** Start **

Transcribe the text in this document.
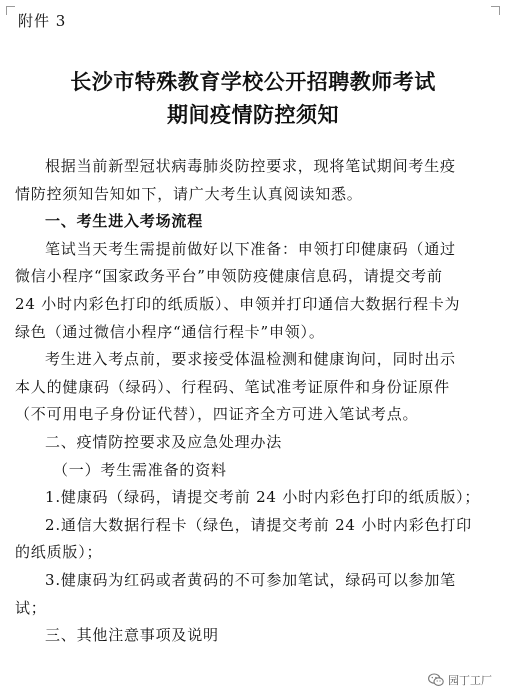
附件 3
长沙市特殊教育学校公开招聘教师考试
期间疫情防控须知
根据当前新型冠状病毒肺炎防控要求，现将笔试期间考生疫
情防控须知告知如下，请广大考生认真阅读知悉。
一、考生进入考场流程
笔试当天考生需提前做好以下准备：申领打印健康码（通过
微信小程序“国家政务平台”申领防疫健康信息码，请提交考前
24 小时内彩色打印的纸质版）、申领并打印通信大数据行程卡为
绿色（通过微信小程序“通信行程卡”申领）。
考生进入考点前，要求接受体温检测和健康询问，同时出示
本人的健康码（绿码）、行程码、笔试准考证原件和身份证原件
（不可用电子身份证代替），四证齐全方可进入笔试考点。
二、疫情防控要求及应急处理办法
（一）考生需准备的资料
1.健康码（绿码，请提交考前 24 小时内彩色打印的纸质版）；
2.通信大数据行程卡（绿色，请提交考前 24 小时内彩色打印
的纸质版）；
3.健康码为红码或者黄码的不可参加笔试，绿码可以参加笔
试；
三、其他注意事项及说明
园丁工厂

** End **

• [GIVEN REQUEST]
Go through the records and show every line with the string "请提交考前" in it.

• [FINISHED TASK]
微信小程序“国家政务平台”申领防疫健康信息码，请提交考前
1.健康码（绿码，请提交考前 24 小时内彩色打印的纸质版）；
2.通信大数据行程卡（绿色，请提交考前 24 小时内彩色打印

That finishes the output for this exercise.